## Recorded data
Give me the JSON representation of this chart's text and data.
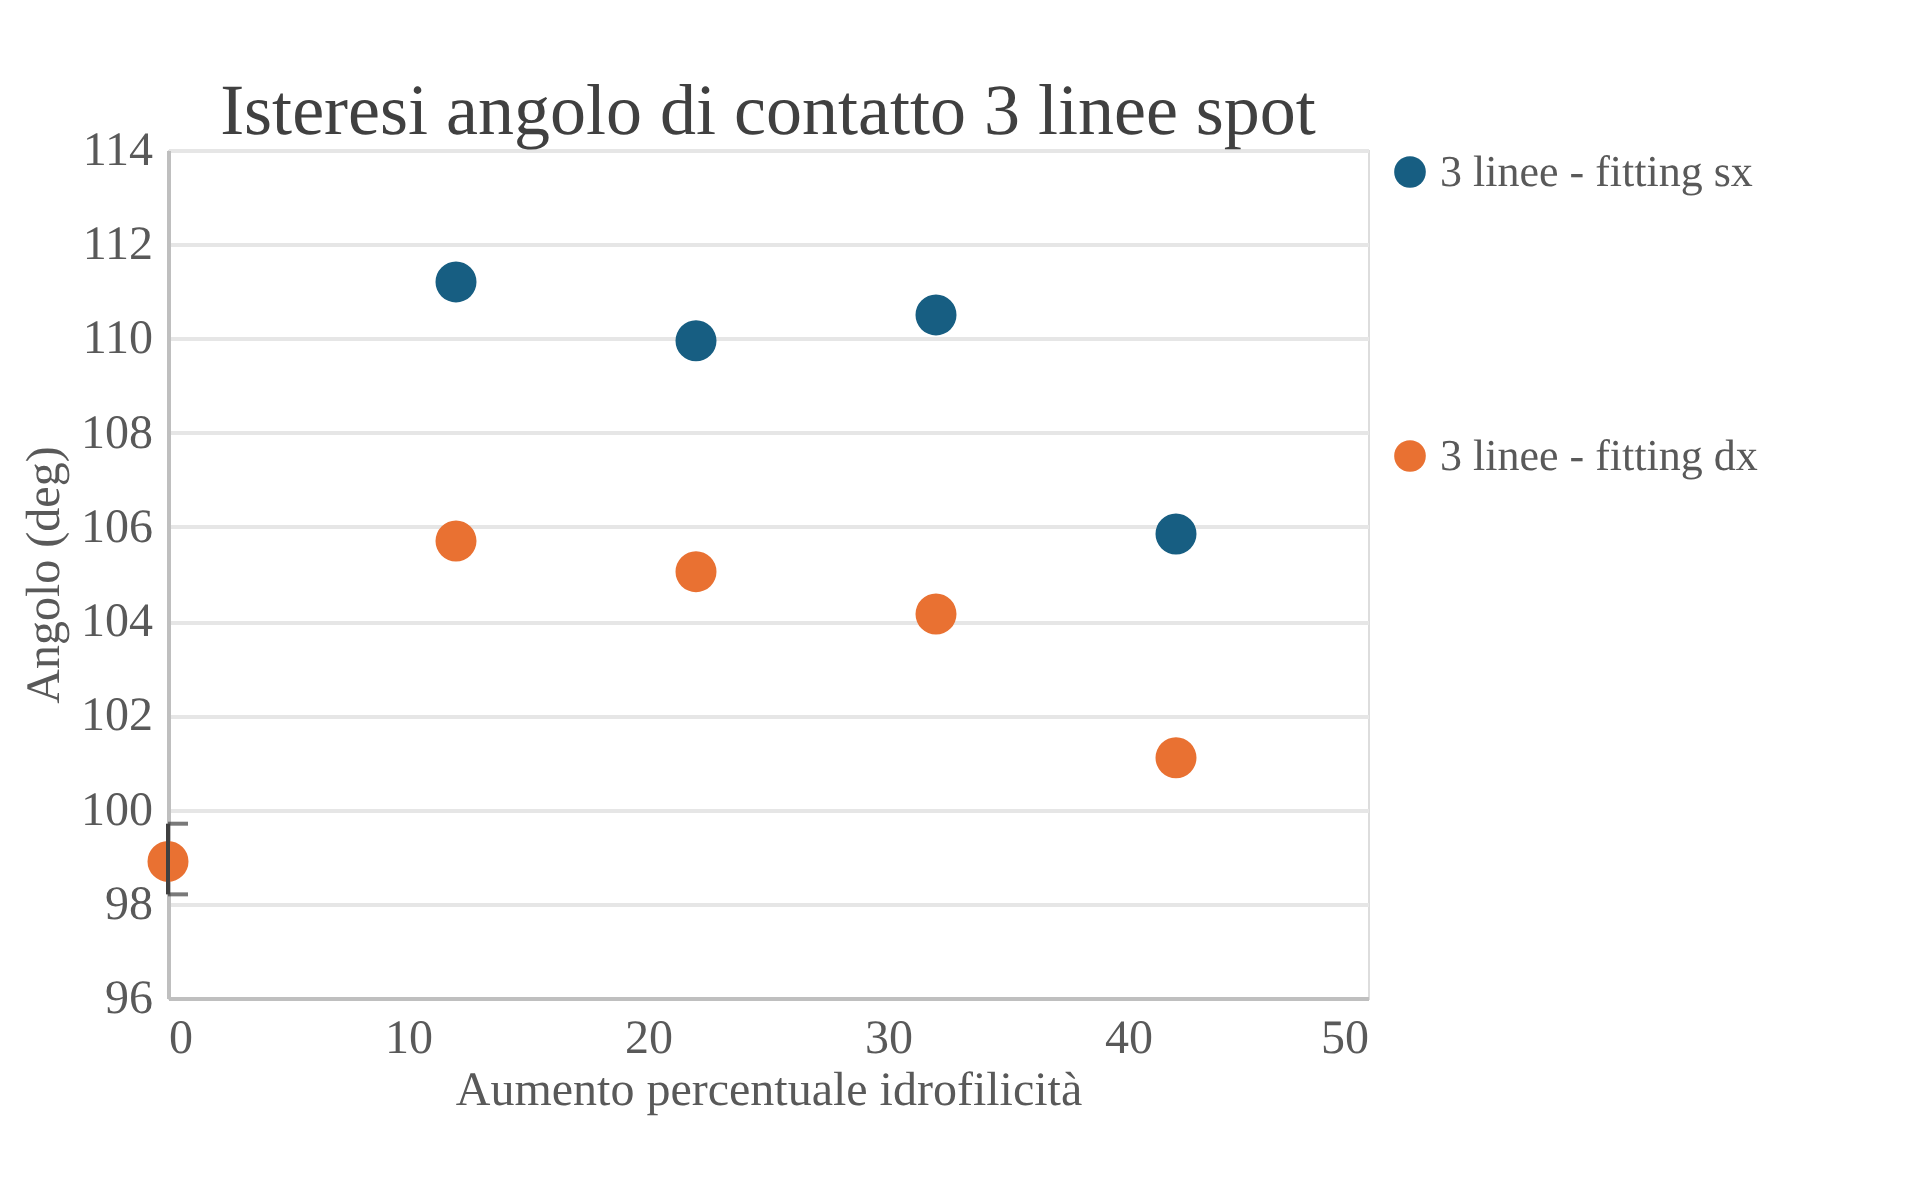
{
  "chart_data": {
    "type": "scatter",
    "title": "Isteresi angolo di contatto 3 linee spot",
    "xlabel": "Aumento percentuale idrofilicità",
    "ylabel": "Angolo (deg)",
    "series": [
      {
        "name": "3 linee - fitting sx",
        "color": "#175e82",
        "x": [
          12,
          22,
          32,
          42
        ],
        "values": [
          111.2,
          109.95,
          110.5,
          105.85
        ]
      },
      {
        "name": "3 linee - fitting dx",
        "color": "#e97132",
        "x": [
          0,
          12,
          22,
          32,
          42
        ],
        "values": [
          98.9,
          105.7,
          105.05,
          104.15,
          101.1
        ],
        "errors": [
          [
            98.2,
            99.7
          ],
          null,
          null,
          null,
          null
        ]
      }
    ],
    "xlim": [
      0,
      50
    ],
    "xticks": [
      0,
      10,
      20,
      30,
      40,
      50
    ],
    "ylim": [
      96,
      114
    ],
    "yticks": [
      96,
      98,
      100,
      102,
      104,
      106,
      108,
      110,
      112,
      114
    ],
    "grid": "y",
    "legend": "right",
    "marker": "circle"
  }
}
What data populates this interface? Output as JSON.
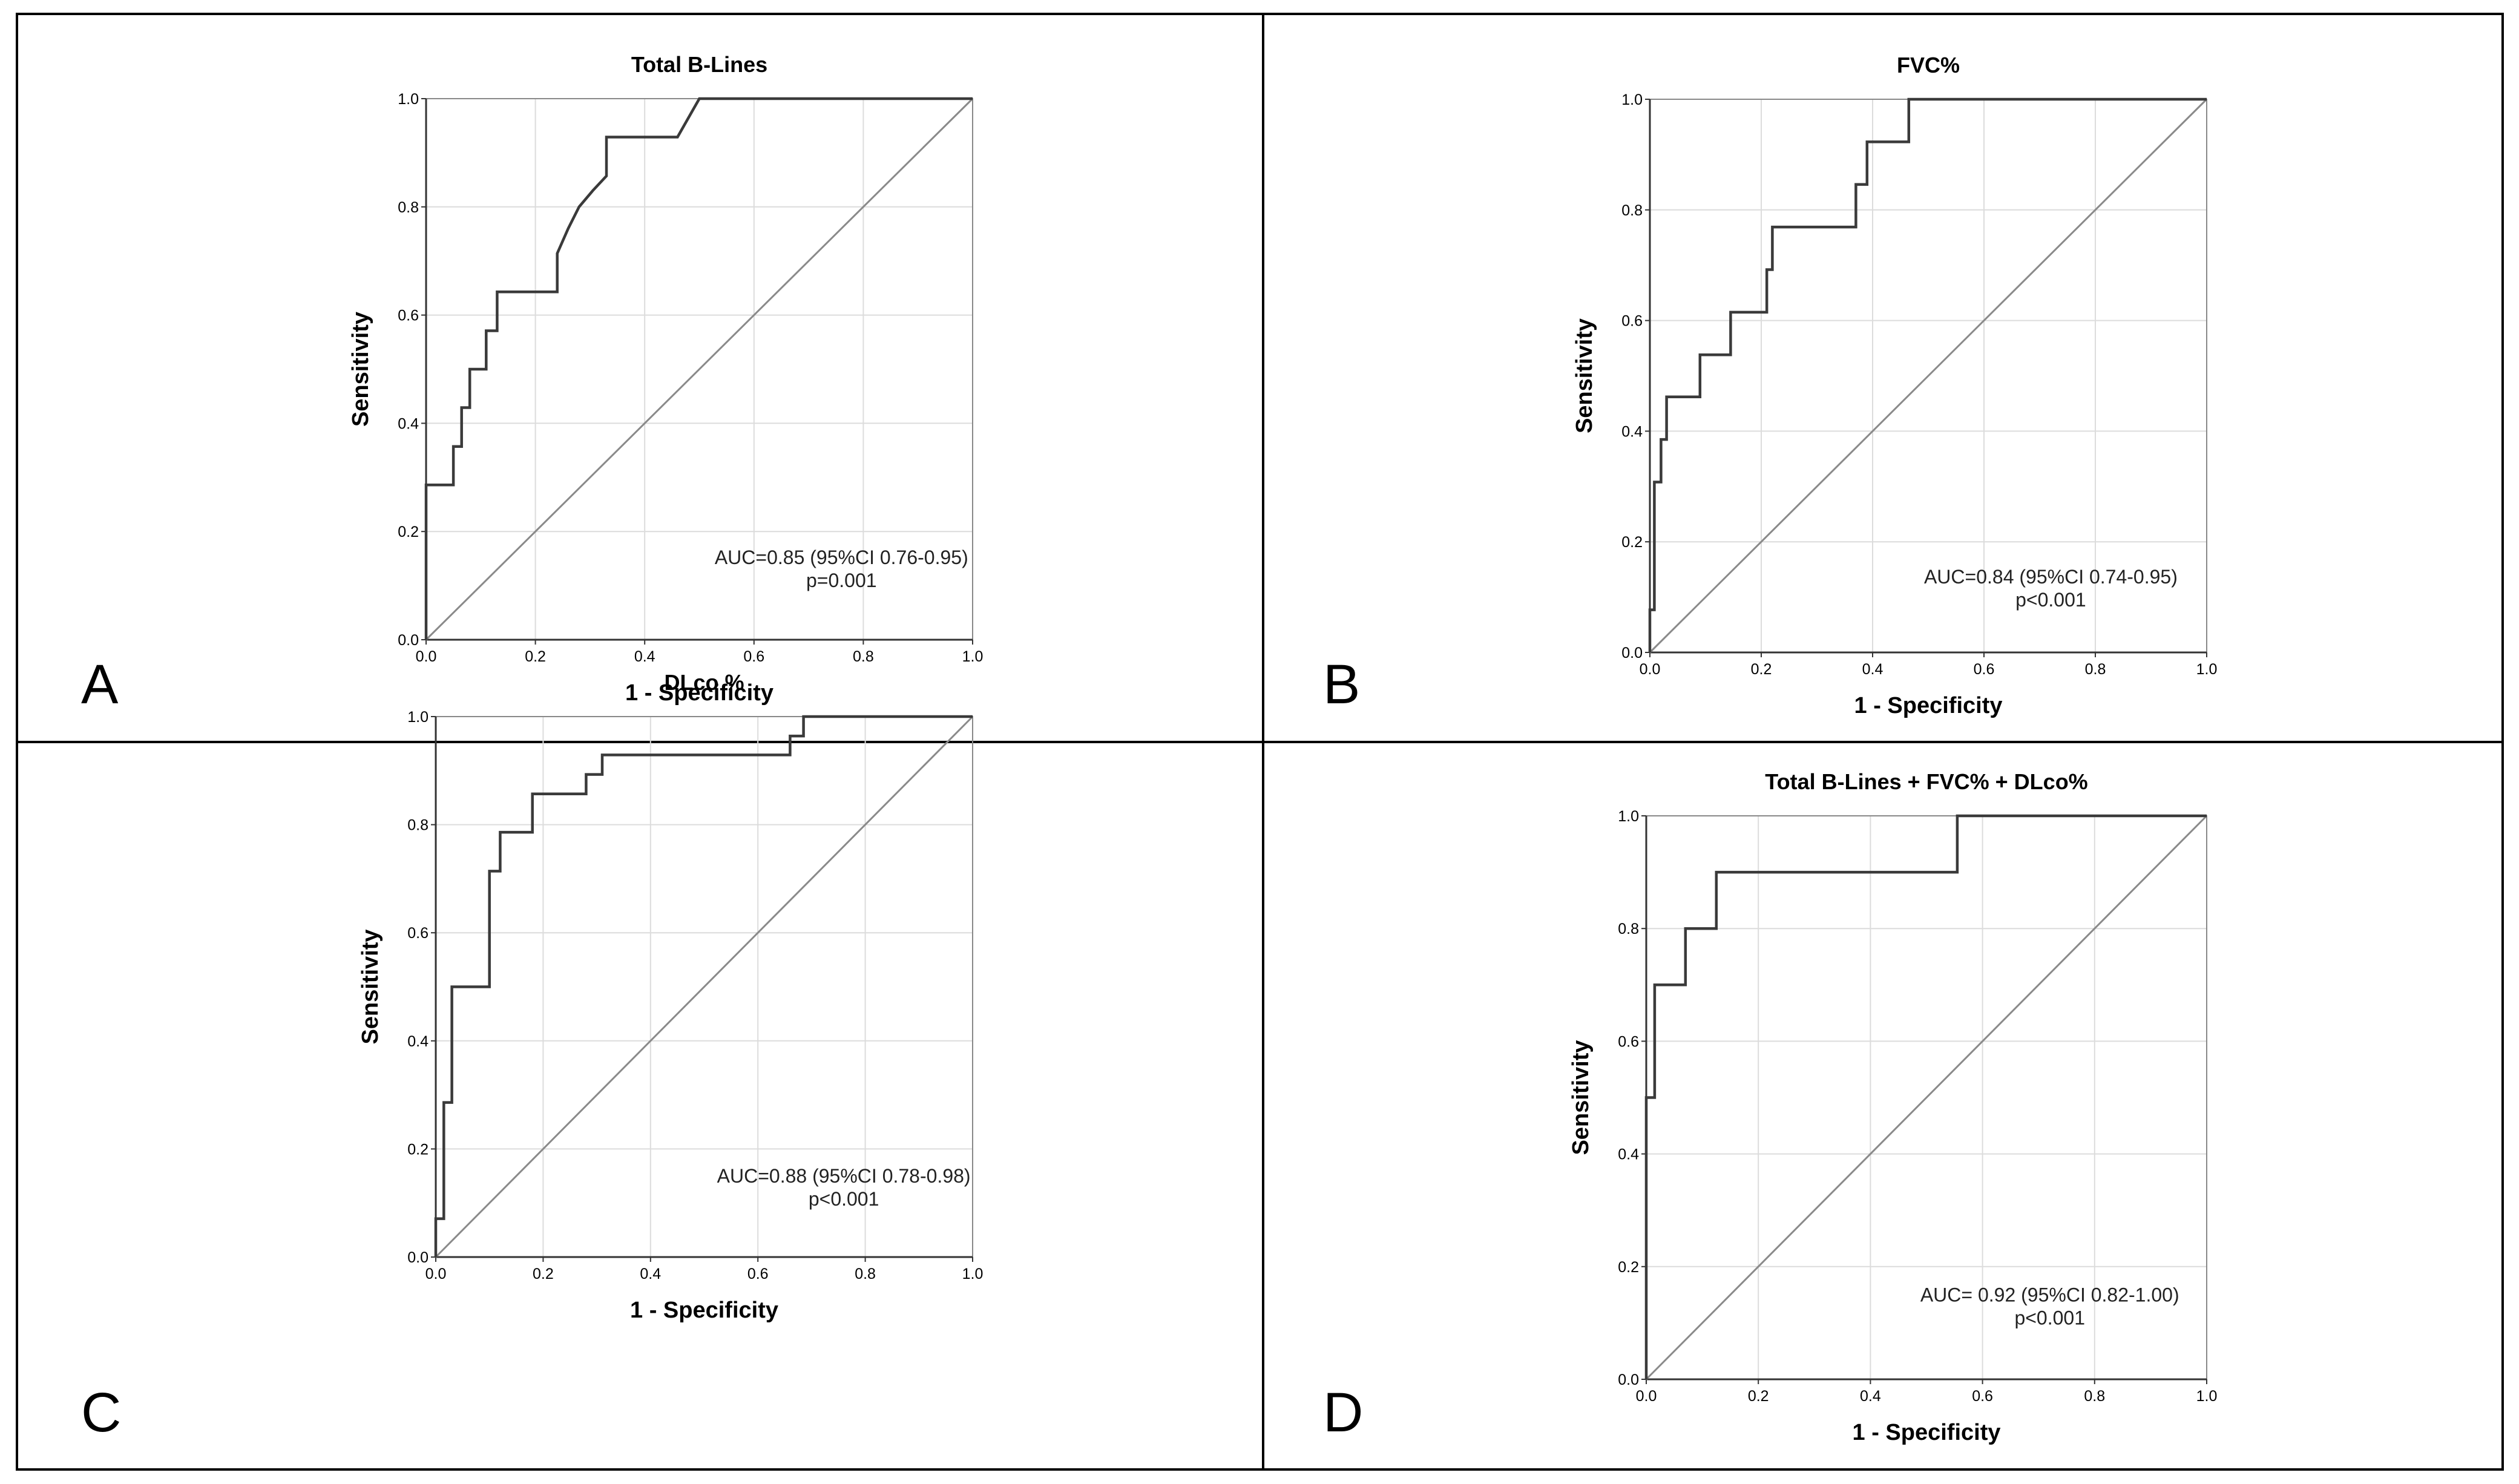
{
  "chart_data": [
    {
      "panel_label": "A",
      "type": "line",
      "title": "Total B-Lines",
      "xlabel": "1 - Specificity",
      "ylabel": "Sensitivity",
      "xlim": [
        0,
        1
      ],
      "ylim": [
        0,
        1
      ],
      "xticks": [
        "0.0",
        "0.2",
        "0.4",
        "0.6",
        "0.8",
        "1.0"
      ],
      "yticks": [
        "0.0",
        "0.2",
        "0.4",
        "0.6",
        "0.8",
        "1.0"
      ],
      "grid": true,
      "reference_line": [
        [
          0,
          0
        ],
        [
          1,
          1
        ]
      ],
      "annotations": [
        "AUC=0.85 (95%CI 0.76-0.95)",
        "p=0.001"
      ],
      "series": [
        {
          "x": [
            0,
            0,
            0.05,
            0.05,
            0.065,
            0.065,
            0.08,
            0.08,
            0.11,
            0.11,
            0.13,
            0.13,
            0.24,
            0.24,
            0.26,
            0.28,
            0.305,
            0.33,
            0.33,
            0.46,
            0.5,
            1.0
          ],
          "y": [
            0,
            0.286,
            0.286,
            0.357,
            0.357,
            0.429,
            0.429,
            0.5,
            0.5,
            0.571,
            0.571,
            0.643,
            0.643,
            0.714,
            0.76,
            0.8,
            0.83,
            0.857,
            0.929,
            0.929,
            1.0,
            1.0
          ]
        }
      ]
    },
    {
      "panel_label": "B",
      "type": "line",
      "title": "FVC%",
      "xlabel": "1 - Specificity",
      "ylabel": "Sensitivity",
      "xlim": [
        0,
        1
      ],
      "ylim": [
        0,
        1
      ],
      "xticks": [
        "0.0",
        "0.2",
        "0.4",
        "0.6",
        "0.8",
        "1.0"
      ],
      "yticks": [
        "0.0",
        "0.2",
        "0.4",
        "0.6",
        "0.8",
        "1.0"
      ],
      "grid": true,
      "reference_line": [
        [
          0,
          0
        ],
        [
          1,
          1
        ]
      ],
      "annotations": [
        "AUC=0.84 (95%CI 0.74-0.95)",
        "p<0.001"
      ],
      "series": [
        {
          "x": [
            0,
            0,
            0.008,
            0.008,
            0.02,
            0.02,
            0.03,
            0.03,
            0.09,
            0.09,
            0.145,
            0.145,
            0.21,
            0.21,
            0.22,
            0.22,
            0.37,
            0.37,
            0.39,
            0.39,
            0.465,
            0.465,
            1.0
          ],
          "y": [
            0,
            0.077,
            0.077,
            0.308,
            0.308,
            0.385,
            0.385,
            0.462,
            0.462,
            0.538,
            0.538,
            0.615,
            0.615,
            0.692,
            0.692,
            0.769,
            0.769,
            0.846,
            0.846,
            0.923,
            0.923,
            1.0,
            1.0
          ]
        }
      ]
    },
    {
      "panel_label": "C",
      "type": "line",
      "title": "DLco %",
      "xlabel": "1 - Specificity",
      "ylabel": "Sensitivity",
      "xlim": [
        0,
        1
      ],
      "ylim": [
        0,
        1
      ],
      "xticks": [
        "0.0",
        "0.2",
        "0.4",
        "0.6",
        "0.8",
        "1.0"
      ],
      "yticks": [
        "0.0",
        "0.2",
        "0.4",
        "0.6",
        "0.8",
        "1.0"
      ],
      "grid": true,
      "reference_line": [
        [
          0,
          0
        ],
        [
          1,
          1
        ]
      ],
      "annotations": [
        "AUC=0.88 (95%CI 0.78-0.98)",
        "p<0.001"
      ],
      "series": [
        {
          "x": [
            0,
            0,
            0.015,
            0.015,
            0.03,
            0.03,
            0.1,
            0.1,
            0.12,
            0.12,
            0.18,
            0.18,
            0.28,
            0.28,
            0.31,
            0.31,
            0.66,
            0.66,
            0.685,
            0.685,
            1.0
          ],
          "y": [
            0,
            0.071,
            0.071,
            0.286,
            0.286,
            0.5,
            0.5,
            0.714,
            0.714,
            0.786,
            0.786,
            0.857,
            0.857,
            0.893,
            0.893,
            0.929,
            0.929,
            0.964,
            0.964,
            1.0,
            1.0
          ]
        }
      ]
    },
    {
      "panel_label": "D",
      "type": "line",
      "title": "Total B-Lines + FVC% + DLco%",
      "xlabel": "1 - Specificity",
      "ylabel": "Sensitivity",
      "xlim": [
        0,
        1
      ],
      "ylim": [
        0,
        1
      ],
      "xticks": [
        "0.0",
        "0.2",
        "0.4",
        "0.6",
        "0.8",
        "1.0"
      ],
      "yticks": [
        "0.0",
        "0.2",
        "0.4",
        "0.6",
        "0.8",
        "1.0"
      ],
      "grid": true,
      "reference_line": [
        [
          0,
          0
        ],
        [
          1,
          1
        ]
      ],
      "annotations": [
        "AUC= 0.92 (95%CI 0.82-1.00)",
        "p<0.001"
      ],
      "series": [
        {
          "x": [
            0,
            0,
            0.015,
            0.015,
            0.07,
            0.07,
            0.125,
            0.125,
            0.555,
            0.555,
            1.0
          ],
          "y": [
            0,
            0.5,
            0.5,
            0.7,
            0.7,
            0.8,
            0.8,
            0.9,
            0.9,
            1.0,
            1.0
          ]
        }
      ]
    }
  ]
}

## Task objective
Quote the listing above in full, except for the pictures.

## Output for this exercise
Give me the JSON representation of this chart's text and data.
{
  "chart_data": {
    "type": "scatter",
    "title": "Isteresi angolo di contatto 3 linee spot",
    "xlabel": "Aumento percentuale idrofilicità",
    "ylabel": "Angolo (deg)",
    "series": [
      {
        "name": "3 linee - fitting sx",
        "color": "#175e82",
        "x": [
          12,
          22,
          32,
          42
        ],
        "values": [
          111.2,
          109.95,
          110.5,
          105.85
        ]
      },
      {
        "name": "3 linee - fitting dx",
        "color": "#e97132",
        "x": [
          0,
          12,
          22,
          32,
          42
        ],
        "values": [
          98.9,
          105.7,
          105.05,
          104.15,
          101.1
        ],
        "errors": [
          [
            98.2,
            99.7
          ],
          null,
          null,
          null,
          null
        ]
      }
    ],
    "xlim": [
      0,
      50
    ],
    "xticks": [
      0,
      10,
      20,
      30,
      40,
      50
    ],
    "ylim": [
      96,
      114
    ],
    "yticks": [
      96,
      98,
      100,
      102,
      104,
      106,
      108,
      110,
      112,
      114
    ],
    "grid": "y",
    "legend": "right",
    "marker": "circle"
  }
}
What data populates this interface? Output as JSON.
{
  "chart_data": [
    {
      "panel_label": "A",
      "type": "line",
      "title": "Total B-Lines",
      "xlabel": "1 - Specificity",
      "ylabel": "Sensitivity",
      "xlim": [
        0,
        1
      ],
      "ylim": [
        0,
        1
      ],
      "xticks": [
        "0.0",
        "0.2",
        "0.4",
        "0.6",
        "0.8",
        "1.0"
      ],
      "yticks": [
        "0.0",
        "0.2",
        "0.4",
        "0.6",
        "0.8",
        "1.0"
      ],
      "grid": true,
      "reference_line": [
        [
          0,
          0
        ],
        [
          1,
          1
        ]
      ],
      "annotations": [
        "AUC=0.85 (95%CI 0.76-0.95)",
        "p=0.001"
      ],
      "series": [
        {
          "x": [
            0,
            0,
            0.05,
            0.05,
            0.065,
            0.065,
            0.08,
            0.08,
            0.11,
            0.11,
            0.13,
            0.13,
            0.24,
            0.24,
            0.26,
            0.28,
            0.305,
            0.33,
            0.33,
            0.46,
            0.5,
            1.0
          ],
          "y": [
            0,
            0.286,
            0.286,
            0.357,
            0.357,
            0.429,
            0.429,
            0.5,
            0.5,
            0.571,
            0.571,
            0.643,
            0.643,
            0.714,
            0.76,
            0.8,
            0.83,
            0.857,
            0.929,
            0.929,
            1.0,
            1.0
          ]
        }
      ]
    },
    {
      "panel_label": "B",
      "type": "line",
      "title": "FVC%",
      "xlabel": "1 - Specificity",
      "ylabel": "Sensitivity",
      "xlim": [
        0,
        1
      ],
      "ylim": [
        0,
        1
      ],
      "xticks": [
        "0.0",
        "0.2",
        "0.4",
        "0.6",
        "0.8",
        "1.0"
      ],
      "yticks": [
        "0.0",
        "0.2",
        "0.4",
        "0.6",
        "0.8",
        "1.0"
      ],
      "grid": true,
      "reference_line": [
        [
          0,
          0
        ],
        [
          1,
          1
        ]
      ],
      "annotations": [
        "AUC=0.84 (95%CI 0.74-0.95)",
        "p<0.001"
      ],
      "series": [
        {
          "x": [
            0,
            0,
            0.008,
            0.008,
            0.02,
            0.02,
            0.03,
            0.03,
            0.09,
            0.09,
            0.145,
            0.145,
            0.21,
            0.21,
            0.22,
            0.22,
            0.37,
            0.37,
            0.39,
            0.39,
            0.465,
            0.465,
            1.0
          ],
          "y": [
            0,
            0.077,
            0.077,
            0.308,
            0.308,
            0.385,
            0.385,
            0.462,
            0.462,
            0.538,
            0.538,
            0.615,
            0.615,
            0.692,
            0.692,
            0.769,
            0.769,
            0.846,
            0.846,
            0.923,
            0.923,
            1.0,
            1.0
          ]
        }
      ]
    },
    {
      "panel_label": "C",
      "type": "line",
      "title": "DLco %",
      "xlabel": "1 - Specificity",
      "ylabel": "Sensitivity",
      "xlim": [
        0,
        1
      ],
      "ylim": [
        0,
        1
      ],
      "xticks": [
        "0.0",
        "0.2",
        "0.4",
        "0.6",
        "0.8",
        "1.0"
      ],
      "yticks": [
        "0.0",
        "0.2",
        "0.4",
        "0.6",
        "0.8",
        "1.0"
      ],
      "grid": true,
      "reference_line": [
        [
          0,
          0
        ],
        [
          1,
          1
        ]
      ],
      "annotations": [
        "AUC=0.88 (95%CI 0.78-0.98)",
        "p<0.001"
      ],
      "series": [
        {
          "x": [
            0,
            0,
            0.015,
            0.015,
            0.03,
            0.03,
            0.1,
            0.1,
            0.12,
            0.12,
            0.18,
            0.18,
            0.28,
            0.28,
            0.31,
            0.31,
            0.66,
            0.66,
            0.685,
            0.685,
            1.0
          ],
          "y": [
            0,
            0.071,
            0.071,
            0.286,
            0.286,
            0.5,
            0.5,
            0.714,
            0.714,
            0.786,
            0.786,
            0.857,
            0.857,
            0.893,
            0.893,
            0.929,
            0.929,
            0.964,
            0.964,
            1.0,
            1.0
          ]
        }
      ]
    },
    {
      "panel_label": "D",
      "type": "line",
      "title": "Total B-Lines + FVC% + DLco%",
      "xlabel": "1 - Specificity",
      "ylabel": "Sensitivity",
      "xlim": [
        0,
        1
      ],
      "ylim": [
        0,
        1
      ],
      "xticks": [
        "0.0",
        "0.2",
        "0.4",
        "0.6",
        "0.8",
        "1.0"
      ],
      "yticks": [
        "0.0",
        "0.2",
        "0.4",
        "0.6",
        "0.8",
        "1.0"
      ],
      "grid": true,
      "reference_line": [
        [
          0,
          0
        ],
        [
          1,
          1
        ]
      ],
      "annotations": [
        "AUC= 0.92 (95%CI 0.82-1.00)",
        "p<0.001"
      ],
      "series": [
        {
          "x": [
            0,
            0,
            0.015,
            0.015,
            0.07,
            0.07,
            0.125,
            0.125,
            0.555,
            0.555,
            1.0
          ],
          "y": [
            0,
            0.5,
            0.5,
            0.7,
            0.7,
            0.8,
            0.8,
            0.9,
            0.9,
            1.0,
            1.0
          ]
        }
      ]
    }
  ]
}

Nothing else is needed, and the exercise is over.